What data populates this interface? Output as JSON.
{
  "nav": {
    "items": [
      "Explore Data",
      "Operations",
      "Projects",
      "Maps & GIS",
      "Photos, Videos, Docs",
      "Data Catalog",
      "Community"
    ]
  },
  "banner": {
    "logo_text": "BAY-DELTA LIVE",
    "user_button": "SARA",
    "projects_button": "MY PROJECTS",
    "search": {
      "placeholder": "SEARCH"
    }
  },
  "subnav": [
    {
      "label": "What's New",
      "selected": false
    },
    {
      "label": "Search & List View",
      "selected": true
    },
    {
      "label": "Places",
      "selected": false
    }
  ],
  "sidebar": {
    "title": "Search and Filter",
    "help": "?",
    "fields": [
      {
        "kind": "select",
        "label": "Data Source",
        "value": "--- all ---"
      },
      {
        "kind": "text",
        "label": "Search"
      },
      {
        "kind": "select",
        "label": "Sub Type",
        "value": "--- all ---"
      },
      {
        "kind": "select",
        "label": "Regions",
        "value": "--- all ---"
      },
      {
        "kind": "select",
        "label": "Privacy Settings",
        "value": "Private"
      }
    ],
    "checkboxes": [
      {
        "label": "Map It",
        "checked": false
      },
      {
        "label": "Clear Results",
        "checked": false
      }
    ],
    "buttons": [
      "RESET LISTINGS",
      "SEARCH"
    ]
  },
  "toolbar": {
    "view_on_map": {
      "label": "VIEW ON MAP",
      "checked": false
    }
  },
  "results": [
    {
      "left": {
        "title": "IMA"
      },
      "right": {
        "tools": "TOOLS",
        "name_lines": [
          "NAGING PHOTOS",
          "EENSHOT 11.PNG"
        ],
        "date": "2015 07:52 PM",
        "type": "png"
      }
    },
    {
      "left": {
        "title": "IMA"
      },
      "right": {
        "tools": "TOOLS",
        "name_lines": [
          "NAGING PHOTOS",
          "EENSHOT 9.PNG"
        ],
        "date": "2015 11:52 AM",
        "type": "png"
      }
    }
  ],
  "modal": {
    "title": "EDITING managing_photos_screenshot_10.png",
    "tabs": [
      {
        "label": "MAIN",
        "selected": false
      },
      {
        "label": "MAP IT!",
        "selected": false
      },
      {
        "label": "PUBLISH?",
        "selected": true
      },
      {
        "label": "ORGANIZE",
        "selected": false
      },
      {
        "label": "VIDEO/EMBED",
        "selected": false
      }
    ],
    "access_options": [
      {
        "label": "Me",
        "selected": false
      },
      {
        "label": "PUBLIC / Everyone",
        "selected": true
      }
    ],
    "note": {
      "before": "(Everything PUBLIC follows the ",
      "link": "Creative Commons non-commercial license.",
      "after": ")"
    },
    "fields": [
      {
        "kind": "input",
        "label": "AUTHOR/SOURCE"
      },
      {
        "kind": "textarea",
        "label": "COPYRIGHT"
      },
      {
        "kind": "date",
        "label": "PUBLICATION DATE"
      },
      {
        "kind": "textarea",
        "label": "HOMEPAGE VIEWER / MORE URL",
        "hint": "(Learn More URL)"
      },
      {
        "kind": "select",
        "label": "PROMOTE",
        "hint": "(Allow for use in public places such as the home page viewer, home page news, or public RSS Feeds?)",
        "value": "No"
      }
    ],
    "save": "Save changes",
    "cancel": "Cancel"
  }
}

YOUR INSTRUCTIONS.
Please quote every record above exactly as it appears.

CORRECT OUTPUT.
What data populates this interface? Output as JSON.
{
  "nav": {
    "items": [
      "Explore Data",
      "Operations",
      "Projects",
      "Maps & GIS",
      "Photos, Videos, Docs",
      "Data Catalog",
      "Community"
    ]
  },
  "banner": {
    "logo_text": "BAY-DELTA LIVE",
    "user_button": "SARA",
    "projects_button": "MY PROJECTS",
    "search": {
      "placeholder": "SEARCH"
    }
  },
  "subnav": [
    {
      "label": "What's New",
      "selected": false
    },
    {
      "label": "Search & List View",
      "selected": true
    },
    {
      "label": "Places",
      "selected": false
    }
  ],
  "sidebar": {
    "title": "Search and Filter",
    "help": "?",
    "fields": [
      {
        "kind": "select",
        "label": "Data Source",
        "value": "--- all ---"
      },
      {
        "kind": "text",
        "label": "Search"
      },
      {
        "kind": "select",
        "label": "Sub Type",
        "value": "--- all ---"
      },
      {
        "kind": "select",
        "label": "Regions",
        "value": "--- all ---"
      },
      {
        "kind": "select",
        "label": "Privacy Settings",
        "value": "Private"
      }
    ],
    "checkboxes": [
      {
        "label": "Map It",
        "checked": false
      },
      {
        "label": "Clear Results",
        "checked": false
      }
    ],
    "buttons": [
      "RESET LISTINGS",
      "SEARCH"
    ]
  },
  "toolbar": {
    "view_on_map": {
      "label": "VIEW ON MAP",
      "checked": false
    }
  },
  "results": [
    {
      "left": {
        "title": "IMA"
      },
      "right": {
        "tools": "TOOLS",
        "name_lines": [
          "NAGING PHOTOS",
          "EENSHOT 11.PNG"
        ],
        "date": "2015 07:52 PM",
        "type": "png"
      }
    },
    {
      "left": {
        "title": "IMA"
      },
      "right": {
        "tools": "TOOLS",
        "name_lines": [
          "NAGING PHOTOS",
          "EENSHOT 9.PNG"
        ],
        "date": "2015 11:52 AM",
        "type": "png"
      }
    }
  ],
  "modal": {
    "title": "EDITING managing_photos_screenshot_10.png",
    "tabs": [
      {
        "label": "MAIN",
        "selected": false
      },
      {
        "label": "MAP IT!",
        "selected": false
      },
      {
        "label": "PUBLISH?",
        "selected": true
      },
      {
        "label": "ORGANIZE",
        "selected": false
      },
      {
        "label": "VIDEO/EMBED",
        "selected": false
      }
    ],
    "access_options": [
      {
        "label": "Me",
        "selected": false
      },
      {
        "label": "PUBLIC / Everyone",
        "selected": true
      }
    ],
    "note": {
      "before": "(Everything PUBLIC follows the ",
      "link": "Creative Commons non-commercial license.",
      "after": ")"
    },
    "fields": [
      {
        "kind": "input",
        "label": "AUTHOR/SOURCE"
      },
      {
        "kind": "textarea",
        "label": "COPYRIGHT"
      },
      {
        "kind": "date",
        "label": "PUBLICATION DATE"
      },
      {
        "kind": "textarea",
        "label": "HOMEPAGE VIEWER / MORE URL",
        "hint": "(Learn More URL)"
      },
      {
        "kind": "select",
        "label": "PROMOTE",
        "hint": "(Allow for use in public places such as the home page viewer, home page news, or public RSS Feeds?)",
        "value": "No"
      }
    ],
    "save": "Save changes",
    "cancel": "Cancel"
  }
}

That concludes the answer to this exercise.